**DOCUMENT SEGMENT**:

_ _ _ _ _

Personal information
- Full name: Peter Gerhard Buehning
- Born: 3 February 1930 Hohenbudberg, Krefeld, Weimar Republic
- Died: 30 October 2003 (aged 73) Short Hills, United States
- Nationality: German & American

Senior clubs
- Years: Team
- 1950s - 1960s: SSC Newark

National team
- Years: Team
- 1963: United States (Field)
- 1960s: United States (Indoor)

Teams managed
- United States (2nd Indoor)
- United States (Indoor)
- United States (Women)

= Peter Buehning Sr. =

Dr. Peter Gerhard Buehning (3 February 1930 – 30 October 2003) was an American handball player, coach, referee and official.

== Early life ==
He was born in 1930 in Hohenbudberg a part of the city of Krefeld, in the Weimar Republic. Between 1944 and 1950 he was an apprentice as tinsmith and plumber. He studied at the Technische Hochschule Aachen in the winter semester 1950–51 and between 1951 and 1953 he studied at the Stevens Institute of Technology where he got the title mechanical engineer with high honor. He received the master from the Massachusetts Institute of Technology which he visited from 1953 until 1954. Between 1954 and 1957 he was a PhD student at the Institute for Fluid Mechanics and Fluid Machines at the University of Karlsruhe under H.E. Dickmann. His dissertation had the title (On the behavior of extremely high-speed axial machines). His oral exam was on 6 February 1957. In 2005 he was introduced in the Stevens Athletic Hall of Fame.

== Family ==
He married his wife Renate Buehning née Boumans on 11 July 1953. She was the team leader for the United States women's national handball team which participated at the Handball at the 1988 Summer Olympics – Women's tournament they reached the 7 place out of 8.

Two of his sons Peter Buehning Jr. ('76) and James Buehning ('84 & '88) competed both at the Olympics in Handball. A third son called Fritz Buehning was a professional tennis player. Additionally he had a daughter.

_ _ _ _ _

**TASKS TO COMPLETE**:
A: List every school or university that the biography of Peter Buehning Sr. says he studied at.
B: Proceed with the biography of Peter Buehning Sr., picking up right after its final sentence.

**COLLECTED MATERIAL**:
_ _ _ _ _

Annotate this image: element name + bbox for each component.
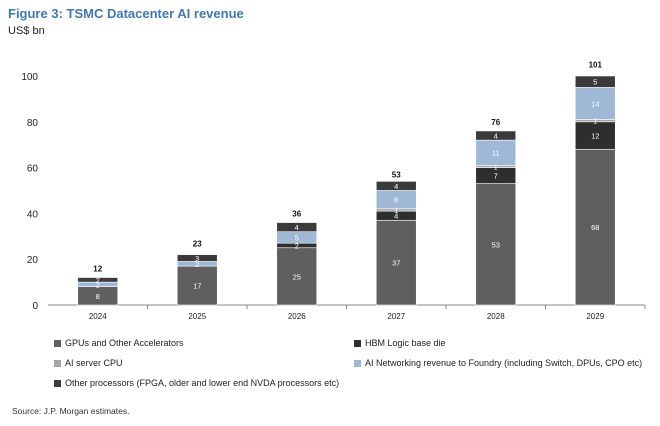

_ _ _ _ _

**RESPONSES IN ORDER**:
A:
- Technische Hochschule Aachen
- Stevens Institute of Technology
- Massachusetts Institute of Technology
- University of Karlsruhe

B:
== Playing career ==
He played for the Swim and Sport Club of Flanders.

In 1963 he played at the IHF World Men's Outdoor Handball Championship they placed 8th out of 8. He was additionally the head of delegation. He scored the first goal of the tournament.

He played at the 1964 World Men's Handball Championship.

=== Field handball games ===

| Nr. | Date | Result | Opponent | Place | Round | Goals of Buehning |  |
|---|---|---|---|---|---|---|---|
| 1 | May 1963 | 9:10 | Canada |  | Test game | ? |  |
| 2 | 3 Jun 1963 | 6:23 (6:12) | West Germany | Switzerland, Schaffhausen | Preliminary | 1 |  |
| 3 | 5 Jun 1963 | 4:17 (2:11) | Switzerland | Switzerland, Basel, St. Jakob Stadium | Preliminary | 2 |  |
| 4 | 6 Jun 1963 | 5:11 (3:06) | Netherlands | Switzerland, Biel | Preliminary | 1 |  |
| 5 | 9 Jun 1963 | 5:16 (3:04) | Israel | Switzerland, Basel | 7th place game | 1 |  |

== Coaching career ==
He was coach for the 2nd team of the United States in 1969.

At the 1972 Olympic he coached the men's team of the United States they placed 14th out of 16.

In 1975 he was coach of the United States women's team for the 1975 World Women's Handball Championship they won one game against Tunisia and finished at the 11th place.

== Referee ==
At the 1984 Olympic his son Peter was with his partner Bernie Iwasczyszyn referee of four games.

== Official career ==
He was president of the United States Team Handball Federation from 1961 until 1995. He was the first president of the Pan-American Team Handball Federation from 1977 until 1980 and again from 1987 until 1996.

He was part of the IHF Council and vice president of the IHF from 1972 through 1998.

In 2000 he became an IHF Honorary Member.

He was member of the United States Olympic Committee Board of Directors from 1967 until 1995.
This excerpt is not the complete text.